# START OF Passage given
We have now mapped 4 of the potential 8 "basic" opcodes. At this point we have enough to start writing a very basic disassembler - using it on the example programs seems to show that the disassembly goes off rails once it encounters a 111 instruction. Experiments show that instructions of the format 1110xyyyyyy corresponds to bitshifts left or right with yyyyyy being the number of bits, and we also realize that stack registers are 64 bit too. Instructions of the format 1111xx are the only 6-bit instructions in the VM, corresponding to NOT, AND, OR and set if stack0 <= stack1.

There are now three remaining opcodes, and we are stuck for a while. 011 seems to do nothing, while 000 and 001 seems to instantly abort the running program. It's not until we start looking closer at the disassembled programs that we notice that the value following 000 and 001 always have a matching value following a 011. It turns out 011 sets a jump target in the code, and 000 is jump if zero and 001 is jump.

We are still missing a way to write data to memory, and again a deeper inspection of the disassembled code is needed - some times the "load memory" instruction uses an offset of 0x80 or higher - turns out the highest bit is not part of the offset, but means it's a write instruction instead. The same goes for the stack access instruction. We now have the full instruction set:

000 xxxxxxxx jmpz n = pop(); if n == 0 then jump to labelxxxxxxxx
010 xxxxxxxx call call function xxxxxxxx
011 xxxxxxxx label set labelxxxxxxxx at current position
1000 xxxxxxx loadram n = pop(); push(memory[n + xxxxxxx])
1001 xxxxxxx saveram n = pop(); m = pop(); memory[n + xxxxxxx] = m
1010 xxxxxxx dup n = pop(); m = stack[top-n-xxxxxxx]; push(m)
1011 xxxxxxx place n = pop(); m = pop(); stack[top-n-xxxxxxx] = m
11100 xxxxxx shl n = pop() << xxxxxx; push(n)
11101 xxxxxx shr n = pop() >> xxxxxx; push(n)
111100 not n = pop(); push(~n)
111101 and n = pop(); m = pop(); push(n & m)
111110 or n = pop(); m = pop(); push(n | m)
111111 setif n = pop(); m = pop(); if m >= n then push(1) else push(0)

We can now write our own VM implementation, and a few hours later we've got the Brainfuck Interpreter running, and we're triumphantly staring at the output of "99 bottles".
# END OF Passage given
# START OF Dataset extract
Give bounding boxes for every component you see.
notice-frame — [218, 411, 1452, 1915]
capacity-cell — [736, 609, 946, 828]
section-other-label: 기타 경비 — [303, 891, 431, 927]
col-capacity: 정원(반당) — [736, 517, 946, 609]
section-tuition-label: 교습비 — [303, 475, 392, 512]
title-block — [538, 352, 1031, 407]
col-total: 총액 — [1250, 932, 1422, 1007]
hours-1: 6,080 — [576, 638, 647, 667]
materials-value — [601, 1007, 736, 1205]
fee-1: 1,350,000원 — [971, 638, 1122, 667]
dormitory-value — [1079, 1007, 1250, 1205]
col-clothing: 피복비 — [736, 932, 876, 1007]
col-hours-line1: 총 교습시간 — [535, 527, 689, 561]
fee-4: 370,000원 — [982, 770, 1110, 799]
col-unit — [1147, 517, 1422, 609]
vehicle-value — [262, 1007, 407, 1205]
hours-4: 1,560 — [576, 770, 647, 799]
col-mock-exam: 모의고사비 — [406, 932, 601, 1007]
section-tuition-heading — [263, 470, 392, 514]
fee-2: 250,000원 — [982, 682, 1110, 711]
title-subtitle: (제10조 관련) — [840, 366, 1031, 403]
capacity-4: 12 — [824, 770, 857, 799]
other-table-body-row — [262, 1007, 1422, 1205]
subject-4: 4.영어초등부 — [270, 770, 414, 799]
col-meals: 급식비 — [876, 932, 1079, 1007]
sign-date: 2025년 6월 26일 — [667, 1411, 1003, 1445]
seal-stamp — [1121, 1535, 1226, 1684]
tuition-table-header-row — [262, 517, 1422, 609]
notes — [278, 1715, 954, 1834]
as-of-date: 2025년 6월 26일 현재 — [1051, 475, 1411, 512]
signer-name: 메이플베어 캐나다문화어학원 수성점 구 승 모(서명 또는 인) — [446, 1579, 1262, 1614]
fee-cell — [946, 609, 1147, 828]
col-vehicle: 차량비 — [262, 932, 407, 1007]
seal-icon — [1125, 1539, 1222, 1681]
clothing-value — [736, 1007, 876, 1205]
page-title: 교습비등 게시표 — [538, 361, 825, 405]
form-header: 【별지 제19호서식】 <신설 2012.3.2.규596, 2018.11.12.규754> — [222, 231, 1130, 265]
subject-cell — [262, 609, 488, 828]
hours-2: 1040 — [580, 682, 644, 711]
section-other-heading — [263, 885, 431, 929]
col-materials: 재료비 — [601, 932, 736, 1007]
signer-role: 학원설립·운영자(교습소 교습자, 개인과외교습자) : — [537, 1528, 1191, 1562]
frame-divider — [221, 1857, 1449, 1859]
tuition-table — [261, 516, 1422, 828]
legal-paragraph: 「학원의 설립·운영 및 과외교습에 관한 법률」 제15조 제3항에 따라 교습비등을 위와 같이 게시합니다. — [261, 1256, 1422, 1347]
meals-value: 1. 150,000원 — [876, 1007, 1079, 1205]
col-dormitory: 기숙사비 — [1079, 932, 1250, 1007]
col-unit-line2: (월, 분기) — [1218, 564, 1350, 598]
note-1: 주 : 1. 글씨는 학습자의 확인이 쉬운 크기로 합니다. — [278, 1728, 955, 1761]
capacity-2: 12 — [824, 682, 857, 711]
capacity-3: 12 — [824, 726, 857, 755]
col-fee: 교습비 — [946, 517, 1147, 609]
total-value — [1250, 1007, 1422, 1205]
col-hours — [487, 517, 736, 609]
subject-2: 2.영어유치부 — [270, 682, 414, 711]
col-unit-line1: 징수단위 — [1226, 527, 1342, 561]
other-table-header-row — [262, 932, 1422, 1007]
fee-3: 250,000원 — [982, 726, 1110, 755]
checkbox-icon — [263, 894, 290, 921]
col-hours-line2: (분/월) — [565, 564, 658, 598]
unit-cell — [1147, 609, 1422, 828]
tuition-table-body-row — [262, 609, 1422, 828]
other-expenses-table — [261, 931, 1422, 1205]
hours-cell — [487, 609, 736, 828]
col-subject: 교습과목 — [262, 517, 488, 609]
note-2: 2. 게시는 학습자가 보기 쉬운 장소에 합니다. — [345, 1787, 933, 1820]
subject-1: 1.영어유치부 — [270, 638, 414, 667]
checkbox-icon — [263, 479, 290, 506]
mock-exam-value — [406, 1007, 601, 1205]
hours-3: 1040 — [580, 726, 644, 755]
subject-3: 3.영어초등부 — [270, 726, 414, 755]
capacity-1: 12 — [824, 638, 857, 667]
# END OF Dataset extract
Problems
**a.** In one to three sentences, explain how the VM write-up determines what opcode 011 does.
**b.** Please answer these questions from the VM write-up:
(i) How many bits wide are the stack registers?
(ii) When a "load memory" instruction has an offset of 0x80 or higher, what does the highest bit indicate?
(iii) Which program's output were the authors looking at once their Brainfuck Interpreter was running?
**c.** Extend the VM write-up past its final sentence.
These listings are separate material from the VM write-up.

Outputs by task
**a.** While examining the disassembled programs, the authors noticed that the value following a 000 or 001 always had a matching value following a 011. From this they found that 011 sets a jump target in the code, with 000 being jump if zero and 001 being jump.

**b.**
(i) 64 bits.
(ii) That it is a write instruction rather than part of the offset.
(iii) "99 bottles".

**c.**
----------

Now, with our own virtual machine, we can start studying rev.cmp in detail. We zero out all the example data in memory to see what a "blank" encryption looks like - and in the debug output of our VM we see a familiar constant scrolling by - 0x9e3779b9. Could this be yet another implementation of the [Tiny Encryption Algorithm](https://en.wikipedia.org/wiki/Tiny_Encryption_Algorithm)? The ciphertext results don't match the reference implementation, though, but the constant and the left shifts by 4 and right shifts by 5 means it's something very similar.

We notice that the memory access pattern of the encryption keys is irregular - and remember that this is a property of the [XTEA](https://en.wikipedia.org/wiki/XTEA) algorithm, a slightly more advanced variant of TEA. And the ciphertexts matches with the result of the XTEA reference implementation.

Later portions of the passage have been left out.